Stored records
++++
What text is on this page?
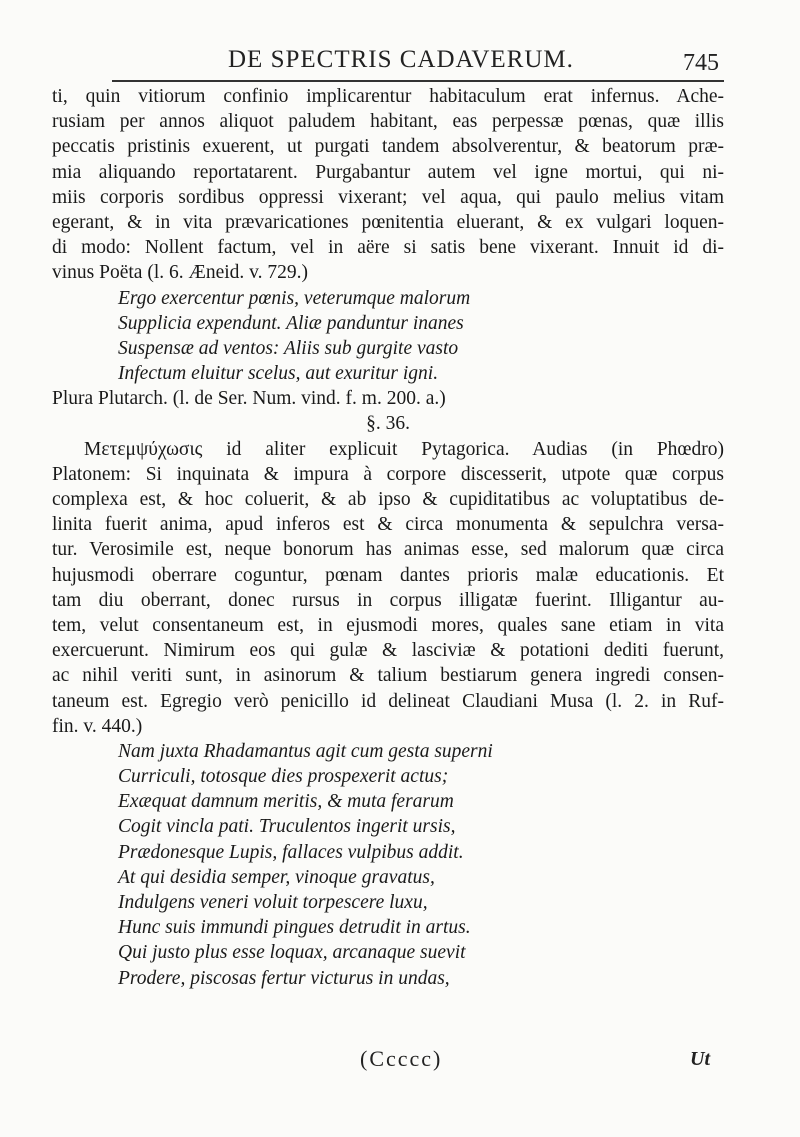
DE SPECTRIS CADAVERUM.	745
ti, quin vitiorum confinio implicarentur habitaculum erat infernus. Ache-
rusiam per annos aliquot paludem habitant, eas perpessæ pœnas, quæ illis
peccatis pristinis exuerent, ut purgati tandem absolverentur, & beatorum præ-
mia aliquando reportatarent. Purgabantur autem vel igne mortui, qui ni-
miis corporis sordibus oppressi vixerant; vel aqua, qui paulo melius vitam
egerant, & in vita prævaricationes pœnitentia eluerant, & ex vulgari loquen-
di modo: Nollent factum, vel in aëre si satis bene vixerant. Innuit id di-
vinus Poëta (l. 6. Æneid. v. 729.)
Ergo exercentur pœnis, veterumque malorum
Supplicia expendunt. Aliæ panduntur inanes
Suspensæ ad ventos: Aliis sub gurgite vasto
Infectum eluitur scelus, aut exuritur igni.
Plura Plutarch. (l. de Ser. Num. vind. f. m. 200. a.)
§. 36.
Μετεμψύχωσις id aliter explicuit Pytagorica. Audias (in Phœdro)
Platonem: Si inquinata & impura à corpore discesserit, utpote quæ corpus
complexa est, & hoc coluerit, & ab ipso & cupiditatibus ac voluptatibus de-
linita fuerit anima, apud inferos est & circa monumenta & sepulchra versa-
tur. Verosimile est, neque bonorum has animas esse, sed malorum quæ circa
hujusmodi oberrare coguntur, pœnam dantes prioris malæ educationis. Et
tam diu oberrant, donec rursus in corpus illigatæ fuerint. Illigantur au-
tem, velut consentaneum est, in ejusmodi mores, quales sane etiam in vita
exercuerunt. Nimirum eos qui gulæ & lasciviæ & potationi dediti fuerunt,
ac nihil veriti sunt, in asinorum & talium bestiarum genera ingredi consen-
taneum est. Egregio verò penicillo id delineat Claudiani Musa (l. 2. in Ruf-
fin. v. 440.)
Nam juxta Rhadamantus agit cum gesta superni
Curriculi, totosque dies prospexerit actus;
Exæquat damnum meritis, & muta ferarum
Cogit vincla pati. Truculentos ingerit ursis,
Prædonesque Lupis, fallaces vulpibus addit.
At qui desidia semper, vinoque gravatus,
Indulgens veneri voluit torpescere luxu,
Hunc suis immundi pingues detrudit in artus.
Qui justo plus esse loquax, arcanaque suevit
Prodere, piscosas fertur victurus in undas,
(Ccccc)	Ut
++++
## OBJECTIVE
Apart from the pictures, the entries above are to be repeated in full and exactly.

## REPLY
What text is on this page?
DE SPECTRIS CADAVERUM.	745
ti, quin vitiorum confinio implicarentur habitaculum erat infernus. Ache-
rusiam per annos aliquot paludem habitant, eas perpessæ pœnas, quæ illis
peccatis pristinis exuerent, ut purgati tandem absolverentur, & beatorum præ-
mia aliquando reportatarent. Purgabantur autem vel igne mortui, qui ni-
miis corporis sordibus oppressi vixerant; vel aqua, qui paulo melius vitam
egerant, & in vita prævaricationes pœnitentia eluerant, & ex vulgari loquen-
di modo: Nollent factum, vel in aëre si satis bene vixerant. Innuit id di-
vinus Poëta (l. 6. Æneid. v. 729.)
Ergo exercentur pœnis, veterumque malorum
Supplicia expendunt. Aliæ panduntur inanes
Suspensæ ad ventos: Aliis sub gurgite vasto
Infectum eluitur scelus, aut exuritur igni.
Plura Plutarch. (l. de Ser. Num. vind. f. m. 200. a.)
§. 36.
Μετεμψύχωσις id aliter explicuit Pytagorica. Audias (in Phœdro)
Platonem: Si inquinata & impura à corpore discesserit, utpote quæ corpus
complexa est, & hoc coluerit, & ab ipso & cupiditatibus ac voluptatibus de-
linita fuerit anima, apud inferos est & circa monumenta & sepulchra versa-
tur. Verosimile est, neque bonorum has animas esse, sed malorum quæ circa
hujusmodi oberrare coguntur, pœnam dantes prioris malæ educationis. Et
tam diu oberrant, donec rursus in corpus illigatæ fuerint. Illigantur au-
tem, velut consentaneum est, in ejusmodi mores, quales sane etiam in vita
exercuerunt. Nimirum eos qui gulæ & lasciviæ & potationi dediti fuerunt,
ac nihil veriti sunt, in asinorum & talium bestiarum genera ingredi consen-
taneum est. Egregio verò penicillo id delineat Claudiani Musa (l. 2. in Ruf-
fin. v. 440.)
Nam juxta Rhadamantus agit cum gesta superni
Curriculi, totosque dies prospexerit actus;
Exæquat damnum meritis, & muta ferarum
Cogit vincla pati. Truculentos ingerit ursis,
Prædonesque Lupis, fallaces vulpibus addit.
At qui desidia semper, vinoque gravatus,
Indulgens veneri voluit torpescere luxu,
Hunc suis immundi pingues detrudit in artus.
Qui justo plus esse loquax, arcanaque suevit
Prodere, piscosas fertur victurus in undas,
(Ccccc)	Ut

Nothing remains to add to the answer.